BEGIN DOCUMENT PASSAGE
Full reference: Wals, A.E.J. and Peters, M.A. (2017) Flowers of Resistance: Citizen science, ecological democracy and the transgressive education paradigm König, A. & Ravetz, J. (ed.). 2017.  Sustainability Science: Key Issues.  London: Earthscan/Routledge.

Here’s the link to the book: Sustainability Science: Key Issues

Transformative, transgressive social learning: rethinking higher education pedagogy in times of systemic global dysfunction

protest-global-warming-climate-change

This weekend (September 12-13, 2015) an new publication appeared that I was privileged to co-author with Heila Lotz-Sisitka (Rhodes University), David Kronlid (University of Uppsala) and Gothenburg), Dylan McGarry (Durban University of Technology)  for Current Opinion in Environmental Sustainability (Vol 16:7380). It is one of the first papers that I know of that begins to question the emphasis on adaptation and the development of   ‘adaptive capacity’ and instead introduces the need for transgression and disruptive capacity if we are to transition towards a new world based on alternative (including ancient ones) values and principles than current dominant ones. Here’s the abstract follow by some highlights in bullet form. The paper itself can be found here for personal use (not for distribution). Transgressive Social Learning The work was supported by a grant by the ISSC.
END DOCUMENT PASSAGE
BEGIN PROVIDED DATA
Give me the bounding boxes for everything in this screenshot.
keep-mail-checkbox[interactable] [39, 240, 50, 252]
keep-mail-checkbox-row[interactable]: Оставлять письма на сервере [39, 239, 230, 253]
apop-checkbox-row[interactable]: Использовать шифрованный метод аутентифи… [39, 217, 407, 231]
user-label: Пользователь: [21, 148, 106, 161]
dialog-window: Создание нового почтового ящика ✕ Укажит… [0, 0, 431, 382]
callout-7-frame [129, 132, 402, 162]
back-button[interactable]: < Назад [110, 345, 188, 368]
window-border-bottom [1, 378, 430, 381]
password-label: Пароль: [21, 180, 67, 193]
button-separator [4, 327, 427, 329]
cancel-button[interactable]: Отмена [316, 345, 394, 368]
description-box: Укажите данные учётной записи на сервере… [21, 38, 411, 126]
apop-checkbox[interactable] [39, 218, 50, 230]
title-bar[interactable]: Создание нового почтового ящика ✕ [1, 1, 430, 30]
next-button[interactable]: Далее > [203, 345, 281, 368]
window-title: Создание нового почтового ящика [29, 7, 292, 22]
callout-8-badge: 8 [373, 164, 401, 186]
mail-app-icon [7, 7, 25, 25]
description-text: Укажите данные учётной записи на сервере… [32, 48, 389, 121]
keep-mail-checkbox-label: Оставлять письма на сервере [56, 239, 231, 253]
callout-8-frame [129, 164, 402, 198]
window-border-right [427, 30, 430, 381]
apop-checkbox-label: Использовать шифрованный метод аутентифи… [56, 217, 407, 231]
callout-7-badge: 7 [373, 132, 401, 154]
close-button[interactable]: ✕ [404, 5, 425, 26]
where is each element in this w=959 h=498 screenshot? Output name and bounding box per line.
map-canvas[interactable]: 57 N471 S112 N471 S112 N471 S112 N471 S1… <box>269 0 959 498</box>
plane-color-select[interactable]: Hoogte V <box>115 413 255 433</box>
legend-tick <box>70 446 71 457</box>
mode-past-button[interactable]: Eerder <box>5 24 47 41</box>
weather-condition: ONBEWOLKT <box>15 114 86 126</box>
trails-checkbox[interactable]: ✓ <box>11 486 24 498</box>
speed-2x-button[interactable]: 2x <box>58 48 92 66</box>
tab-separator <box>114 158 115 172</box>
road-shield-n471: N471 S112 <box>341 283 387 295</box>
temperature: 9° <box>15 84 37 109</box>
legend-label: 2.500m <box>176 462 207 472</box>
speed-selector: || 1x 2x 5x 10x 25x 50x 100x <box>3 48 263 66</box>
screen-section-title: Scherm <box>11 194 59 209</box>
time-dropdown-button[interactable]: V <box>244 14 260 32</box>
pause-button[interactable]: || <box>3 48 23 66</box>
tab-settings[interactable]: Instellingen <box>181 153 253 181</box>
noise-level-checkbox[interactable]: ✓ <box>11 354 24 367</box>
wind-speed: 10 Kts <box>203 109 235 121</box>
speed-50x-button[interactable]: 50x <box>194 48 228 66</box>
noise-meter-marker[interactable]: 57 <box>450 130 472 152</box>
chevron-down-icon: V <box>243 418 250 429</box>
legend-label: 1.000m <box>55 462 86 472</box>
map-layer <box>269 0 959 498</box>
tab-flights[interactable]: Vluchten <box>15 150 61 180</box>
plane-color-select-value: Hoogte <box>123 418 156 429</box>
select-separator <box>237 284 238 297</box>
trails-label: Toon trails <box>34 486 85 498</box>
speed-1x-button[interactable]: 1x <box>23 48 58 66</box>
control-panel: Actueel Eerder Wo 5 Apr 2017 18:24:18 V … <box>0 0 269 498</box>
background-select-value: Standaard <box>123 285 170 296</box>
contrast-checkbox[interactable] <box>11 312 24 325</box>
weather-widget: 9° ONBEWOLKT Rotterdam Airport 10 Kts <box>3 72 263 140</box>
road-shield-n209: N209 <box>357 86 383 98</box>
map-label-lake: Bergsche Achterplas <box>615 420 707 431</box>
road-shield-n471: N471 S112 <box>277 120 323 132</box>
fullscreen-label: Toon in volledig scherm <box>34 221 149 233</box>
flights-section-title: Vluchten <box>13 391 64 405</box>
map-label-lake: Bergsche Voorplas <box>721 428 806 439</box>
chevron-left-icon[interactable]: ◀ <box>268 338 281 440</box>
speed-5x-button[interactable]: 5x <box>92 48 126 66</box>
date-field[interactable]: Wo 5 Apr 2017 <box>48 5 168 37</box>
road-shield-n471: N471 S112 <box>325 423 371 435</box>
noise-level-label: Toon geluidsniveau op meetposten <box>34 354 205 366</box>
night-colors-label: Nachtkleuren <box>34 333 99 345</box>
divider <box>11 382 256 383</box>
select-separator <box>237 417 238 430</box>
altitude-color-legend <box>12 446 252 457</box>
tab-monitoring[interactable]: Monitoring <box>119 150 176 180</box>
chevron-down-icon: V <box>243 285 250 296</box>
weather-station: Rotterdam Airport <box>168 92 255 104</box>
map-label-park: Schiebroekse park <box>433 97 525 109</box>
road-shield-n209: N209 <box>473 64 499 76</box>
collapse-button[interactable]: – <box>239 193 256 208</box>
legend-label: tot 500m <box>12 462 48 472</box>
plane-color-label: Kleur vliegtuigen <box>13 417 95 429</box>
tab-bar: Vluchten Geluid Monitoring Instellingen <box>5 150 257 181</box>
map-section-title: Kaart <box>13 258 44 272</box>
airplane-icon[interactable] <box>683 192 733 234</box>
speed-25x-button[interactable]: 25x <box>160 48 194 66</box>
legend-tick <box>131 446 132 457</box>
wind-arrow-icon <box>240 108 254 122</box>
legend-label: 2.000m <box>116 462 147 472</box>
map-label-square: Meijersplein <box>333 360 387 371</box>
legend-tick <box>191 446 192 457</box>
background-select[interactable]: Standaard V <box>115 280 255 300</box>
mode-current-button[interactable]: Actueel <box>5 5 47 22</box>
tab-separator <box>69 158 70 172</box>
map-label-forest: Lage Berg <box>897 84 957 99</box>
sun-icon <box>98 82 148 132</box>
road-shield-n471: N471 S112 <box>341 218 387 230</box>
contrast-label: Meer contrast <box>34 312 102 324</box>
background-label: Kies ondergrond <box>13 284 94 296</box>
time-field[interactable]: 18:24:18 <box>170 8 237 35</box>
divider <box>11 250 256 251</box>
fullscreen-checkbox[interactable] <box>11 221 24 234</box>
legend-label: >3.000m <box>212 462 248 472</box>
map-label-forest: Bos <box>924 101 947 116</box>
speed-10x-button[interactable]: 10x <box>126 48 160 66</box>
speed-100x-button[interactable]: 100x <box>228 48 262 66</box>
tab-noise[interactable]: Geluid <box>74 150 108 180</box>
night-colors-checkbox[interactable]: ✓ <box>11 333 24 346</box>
END PROVIDED DATA
> SET OF TASKS:
1) Write out everything in the post on transgressive social learning from "Full reference: Wals, A.E.J." down to "Issues.  London: Earthscan/Routledge.", with no changes.
2) Extend the post on transgressive social learning, starting after its final sentence.

> TASK-BY-TASK RESULTS:
1)
Full reference: Wals, A.E.J. and Peters, M.A. (2017) Flowers of Resistance: Citizen science, ecological democracy and the transgressive education paradigm König, A. & Ravetz, J. (ed.). 2017.  Sustainability Science: Key Issues.  London: Earthscan/Routledge.

2)
Abstract

The nature of the sustainability challenges currently at hand is such that dominant pedagogies and forms of learning that characterize higher education need to be reconsidered to enable students and staff to deal with accelerating change, increasing complexity, contested knowledge claims and inevitable uncertainty. In this contribution we identified four streams of emerging transformative, transgressive learning research and praxis in the sustainability sciences that appear generative of a higher education pedagogy that appears more responsive to the key challenges of our time: 1) reflexive social learning and capabilities theory, 2) critical phenomenology, 3) socio-cultural and cultural historical activity theory, and 4) new social movement, postcolonial and decolonisation theory. The paper critiques the current tendency in sustainability science and learning to rely on resilience and adaptive capacity building and argues that in order to break with maladaptive resilience of unsustainable systems it is essential to strengthen transgressive learning and disruptive capacity-building.

Highlights

  • The ‘learning modes’ needed for responding to and engaging the wicked problems of sustainability, require pedagogies that are not constrained by current use of limited concepts (e.g. the resilience concept), or by disciplinary decadence.
  • Concepts such as resilience can be problematic when they keeps hegemonic unsustainable systems, patterns and routines from changing.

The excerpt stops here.